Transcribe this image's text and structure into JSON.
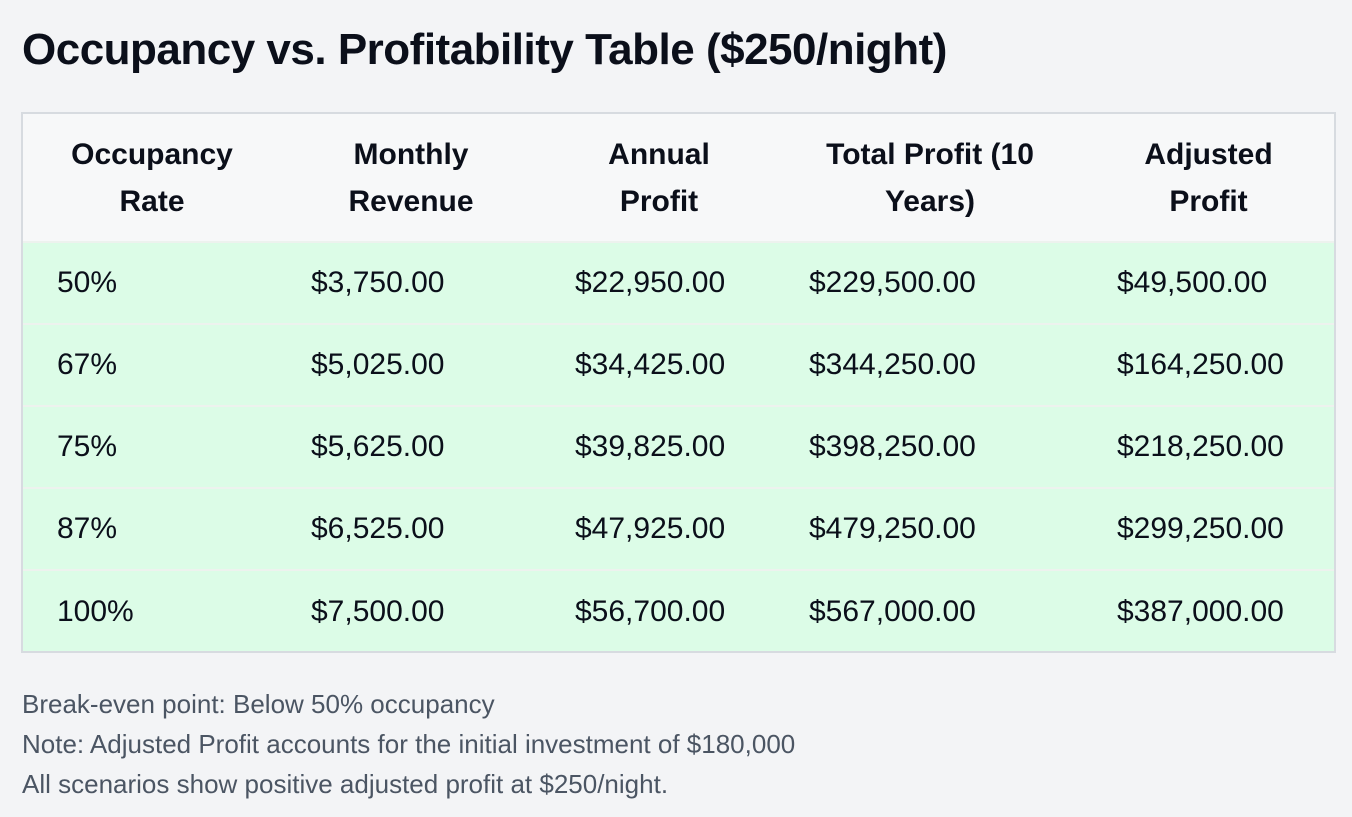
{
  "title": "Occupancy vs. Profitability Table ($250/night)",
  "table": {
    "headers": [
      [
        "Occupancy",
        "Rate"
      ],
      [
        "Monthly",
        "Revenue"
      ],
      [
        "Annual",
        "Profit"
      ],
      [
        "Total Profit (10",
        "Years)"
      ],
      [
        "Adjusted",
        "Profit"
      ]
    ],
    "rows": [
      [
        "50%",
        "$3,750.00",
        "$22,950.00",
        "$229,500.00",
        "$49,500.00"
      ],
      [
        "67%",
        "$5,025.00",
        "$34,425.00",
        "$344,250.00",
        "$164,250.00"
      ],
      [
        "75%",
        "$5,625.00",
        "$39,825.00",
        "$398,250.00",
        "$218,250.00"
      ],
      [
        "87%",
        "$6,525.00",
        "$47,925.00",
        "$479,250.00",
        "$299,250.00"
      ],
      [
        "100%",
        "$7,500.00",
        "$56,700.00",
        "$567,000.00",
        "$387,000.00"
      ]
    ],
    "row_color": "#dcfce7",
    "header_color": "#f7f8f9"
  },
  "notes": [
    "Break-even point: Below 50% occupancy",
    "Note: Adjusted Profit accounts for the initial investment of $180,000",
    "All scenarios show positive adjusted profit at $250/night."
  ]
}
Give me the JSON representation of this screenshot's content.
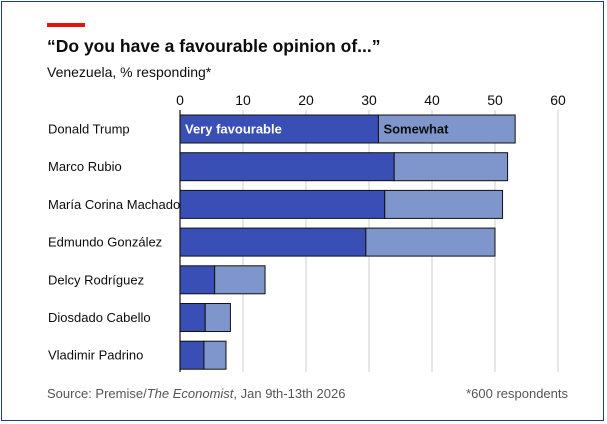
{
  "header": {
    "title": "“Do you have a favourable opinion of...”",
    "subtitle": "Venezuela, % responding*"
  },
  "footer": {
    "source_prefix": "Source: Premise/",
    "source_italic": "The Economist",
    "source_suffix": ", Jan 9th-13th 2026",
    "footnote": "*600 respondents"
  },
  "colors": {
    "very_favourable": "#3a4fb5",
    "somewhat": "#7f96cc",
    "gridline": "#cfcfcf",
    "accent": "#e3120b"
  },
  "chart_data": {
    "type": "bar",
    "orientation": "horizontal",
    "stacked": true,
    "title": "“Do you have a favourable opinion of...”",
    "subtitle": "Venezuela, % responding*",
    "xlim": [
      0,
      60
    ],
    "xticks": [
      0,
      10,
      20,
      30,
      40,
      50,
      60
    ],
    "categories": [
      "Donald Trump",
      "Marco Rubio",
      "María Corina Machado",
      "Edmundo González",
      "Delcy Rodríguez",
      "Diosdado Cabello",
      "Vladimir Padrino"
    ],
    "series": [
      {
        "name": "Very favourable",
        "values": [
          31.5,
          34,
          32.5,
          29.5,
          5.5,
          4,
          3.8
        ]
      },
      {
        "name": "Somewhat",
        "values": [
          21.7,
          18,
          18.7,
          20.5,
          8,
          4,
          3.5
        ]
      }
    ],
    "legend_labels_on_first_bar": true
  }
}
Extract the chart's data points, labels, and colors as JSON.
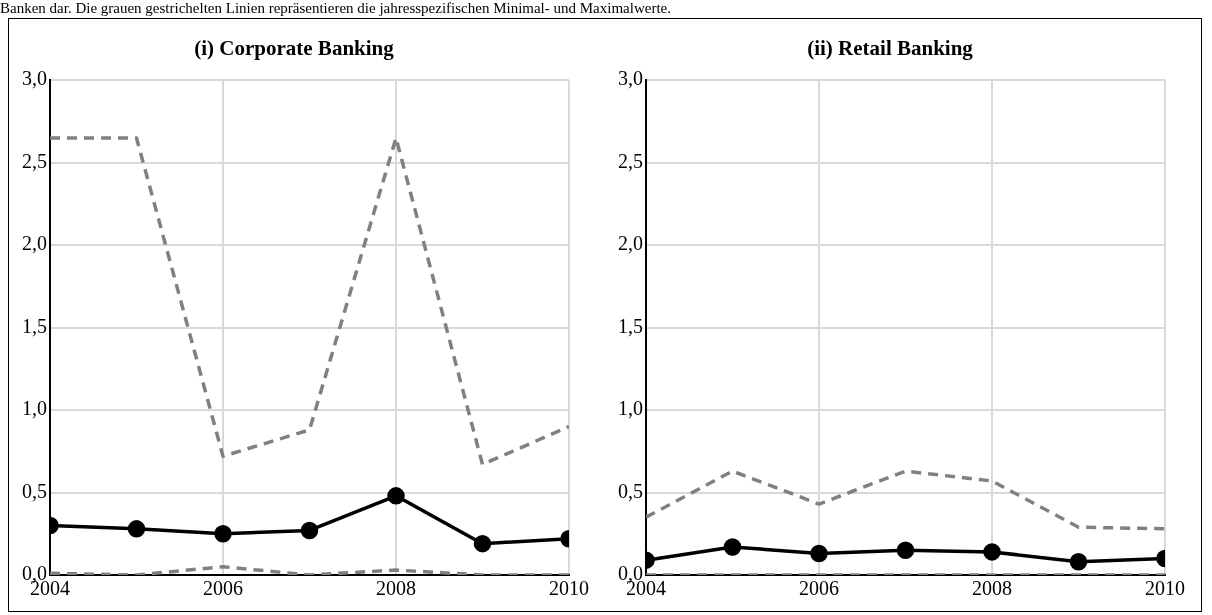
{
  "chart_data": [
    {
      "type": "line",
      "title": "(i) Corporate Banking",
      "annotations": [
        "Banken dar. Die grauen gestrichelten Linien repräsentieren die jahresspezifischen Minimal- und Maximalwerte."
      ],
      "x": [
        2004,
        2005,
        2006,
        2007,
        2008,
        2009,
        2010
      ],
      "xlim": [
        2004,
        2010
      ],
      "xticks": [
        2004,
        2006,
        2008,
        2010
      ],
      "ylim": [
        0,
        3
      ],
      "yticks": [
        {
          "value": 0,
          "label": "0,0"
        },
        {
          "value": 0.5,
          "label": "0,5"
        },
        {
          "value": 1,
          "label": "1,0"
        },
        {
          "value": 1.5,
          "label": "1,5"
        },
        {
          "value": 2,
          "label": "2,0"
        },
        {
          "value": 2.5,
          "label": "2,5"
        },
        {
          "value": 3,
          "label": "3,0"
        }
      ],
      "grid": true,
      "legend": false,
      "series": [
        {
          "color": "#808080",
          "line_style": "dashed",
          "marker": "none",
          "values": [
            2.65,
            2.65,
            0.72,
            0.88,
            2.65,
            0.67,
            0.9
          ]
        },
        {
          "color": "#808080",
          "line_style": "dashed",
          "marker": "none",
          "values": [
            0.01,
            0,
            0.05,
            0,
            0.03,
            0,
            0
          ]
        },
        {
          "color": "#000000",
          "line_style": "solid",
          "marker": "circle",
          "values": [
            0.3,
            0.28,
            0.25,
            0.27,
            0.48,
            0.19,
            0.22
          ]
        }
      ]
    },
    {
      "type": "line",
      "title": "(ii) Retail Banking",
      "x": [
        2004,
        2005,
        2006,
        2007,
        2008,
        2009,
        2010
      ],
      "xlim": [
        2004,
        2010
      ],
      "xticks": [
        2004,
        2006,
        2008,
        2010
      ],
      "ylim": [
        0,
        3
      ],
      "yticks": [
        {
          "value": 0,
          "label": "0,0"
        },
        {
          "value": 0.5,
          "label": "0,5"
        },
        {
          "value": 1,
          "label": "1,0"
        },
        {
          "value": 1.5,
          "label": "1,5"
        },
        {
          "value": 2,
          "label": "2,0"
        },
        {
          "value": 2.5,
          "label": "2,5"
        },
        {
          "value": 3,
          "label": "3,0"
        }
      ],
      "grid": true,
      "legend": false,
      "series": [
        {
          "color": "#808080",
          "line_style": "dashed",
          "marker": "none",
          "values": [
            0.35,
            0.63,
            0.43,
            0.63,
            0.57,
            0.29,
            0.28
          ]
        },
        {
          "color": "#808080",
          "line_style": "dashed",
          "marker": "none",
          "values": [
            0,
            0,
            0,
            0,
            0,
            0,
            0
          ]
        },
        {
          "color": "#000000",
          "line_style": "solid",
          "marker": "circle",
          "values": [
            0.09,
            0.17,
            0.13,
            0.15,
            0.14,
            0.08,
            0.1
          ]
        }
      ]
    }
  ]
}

+ + +

--- What you will do ---
All the records above need to be given again word for word. Skip the pictures.

--- Answer in full ---
Transcribe this image's text and structure into JSON.
{
  "title": "Occupancy vs. Profitability Table ($250/night)",
  "table": {
    "headers": [
      [
        "Occupancy",
        "Rate"
      ],
      [
        "Monthly",
        "Revenue"
      ],
      [
        "Annual",
        "Profit"
      ],
      [
        "Total Profit (10",
        "Years)"
      ],
      [
        "Adjusted",
        "Profit"
      ]
    ],
    "rows": [
      [
        "50%",
        "$3,750.00",
        "$22,950.00",
        "$229,500.00",
        "$49,500.00"
      ],
      [
        "67%",
        "$5,025.00",
        "$34,425.00",
        "$344,250.00",
        "$164,250.00"
      ],
      [
        "75%",
        "$5,625.00",
        "$39,825.00",
        "$398,250.00",
        "$218,250.00"
      ],
      [
        "87%",
        "$6,525.00",
        "$47,925.00",
        "$479,250.00",
        "$299,250.00"
      ],
      [
        "100%",
        "$7,500.00",
        "$56,700.00",
        "$567,000.00",
        "$387,000.00"
      ]
    ],
    "row_color": "#dcfce7",
    "header_color": "#f7f8f9"
  },
  "notes": [
    "Break-even point: Below 50% occupancy",
    "Note: Adjusted Profit accounts for the initial investment of $180,000",
    "All scenarios show positive adjusted profit at $250/night."
  ]
}
Give me the JSON representation of this screenshot's content.
{
  "header": {
    "title": "“Do you have a favourable opinion of...”",
    "subtitle": "Venezuela, % responding*"
  },
  "footer": {
    "source_prefix": "Source: Premise/",
    "source_italic": "The Economist",
    "source_suffix": ", Jan 9th-13th 2026",
    "footnote": "*600 respondents"
  },
  "colors": {
    "very_favourable": "#3a4fb5",
    "somewhat": "#7f96cc",
    "gridline": "#cfcfcf",
    "accent": "#e3120b"
  },
  "chart_data": {
    "type": "bar",
    "orientation": "horizontal",
    "stacked": true,
    "title": "“Do you have a favourable opinion of...”",
    "subtitle": "Venezuela, % responding*",
    "xlim": [
      0,
      60
    ],
    "xticks": [
      0,
      10,
      20,
      30,
      40,
      50,
      60
    ],
    "categories": [
      "Donald Trump",
      "Marco Rubio",
      "María Corina Machado",
      "Edmundo González",
      "Delcy Rodríguez",
      "Diosdado Cabello",
      "Vladimir Padrino"
    ],
    "series": [
      {
        "name": "Very favourable",
        "values": [
          31.5,
          34,
          32.5,
          29.5,
          5.5,
          4,
          3.8
        ]
      },
      {
        "name": "Somewhat",
        "values": [
          21.7,
          18,
          18.7,
          20.5,
          8,
          4,
          3.5
        ]
      }
    ],
    "legend_labels_on_first_bar": true
  }
}
Extract the chart's data points, labels, and colors as JSON.
{
  "chart_data": [
    {
      "type": "line",
      "title": "(i) Corporate Banking",
      "annotations": [
        "Banken dar. Die grauen gestrichelten Linien repräsentieren die jahresspezifischen Minimal- und Maximalwerte."
      ],
      "x": [
        2004,
        2005,
        2006,
        2007,
        2008,
        2009,
        2010
      ],
      "xlim": [
        2004,
        2010
      ],
      "xticks": [
        2004,
        2006,
        2008,
        2010
      ],
      "ylim": [
        0,
        3
      ],
      "yticks": [
        {
          "value": 0,
          "label": "0,0"
        },
        {
          "value": 0.5,
          "label": "0,5"
        },
        {
          "value": 1,
          "label": "1,0"
        },
        {
          "value": 1.5,
          "label": "1,5"
        },
        {
          "value": 2,
          "label": "2,0"
        },
        {
          "value": 2.5,
          "label": "2,5"
        },
        {
          "value": 3,
          "label": "3,0"
        }
      ],
      "grid": true,
      "legend": false,
      "series": [
        {
          "color": "#808080",
          "line_style": "dashed",
          "marker": "none",
          "values": [
            2.65,
            2.65,
            0.72,
            0.88,
            2.65,
            0.67,
            0.9
          ]
        },
        {
          "color": "#808080",
          "line_style": "dashed",
          "marker": "none",
          "values": [
            0.01,
            0,
            0.05,
            0,
            0.03,
            0,
            0
          ]
        },
        {
          "color": "#000000",
          "line_style": "solid",
          "marker": "circle",
          "values": [
            0.3,
            0.28,
            0.25,
            0.27,
            0.48,
            0.19,
            0.22
          ]
        }
      ]
    },
    {
      "type": "line",
      "title": "(ii) Retail Banking",
      "x": [
        2004,
        2005,
        2006,
        2007,
        2008,
        2009,
        2010
      ],
      "xlim": [
        2004,
        2010
      ],
      "xticks": [
        2004,
        2006,
        2008,
        2010
      ],
      "ylim": [
        0,
        3
      ],
      "yticks": [
        {
          "value": 0,
          "label": "0,0"
        },
        {
          "value": 0.5,
          "label": "0,5"
        },
        {
          "value": 1,
          "label": "1,0"
        },
        {
          "value": 1.5,
          "label": "1,5"
        },
        {
          "value": 2,
          "label": "2,0"
        },
        {
          "value": 2.5,
          "label": "2,5"
        },
        {
          "value": 3,
          "label": "3,0"
        }
      ],
      "grid": true,
      "legend": false,
      "series": [
        {
          "color": "#808080",
          "line_style": "dashed",
          "marker": "none",
          "values": [
            0.35,
            0.63,
            0.43,
            0.63,
            0.57,
            0.29,
            0.28
          ]
        },
        {
          "color": "#808080",
          "line_style": "dashed",
          "marker": "none",
          "values": [
            0,
            0,
            0,
            0,
            0,
            0,
            0
          ]
        },
        {
          "color": "#000000",
          "line_style": "solid",
          "marker": "circle",
          "values": [
            0.09,
            0.17,
            0.13,
            0.15,
            0.14,
            0.08,
            0.1
          ]
        }
      ]
    }
  ]
}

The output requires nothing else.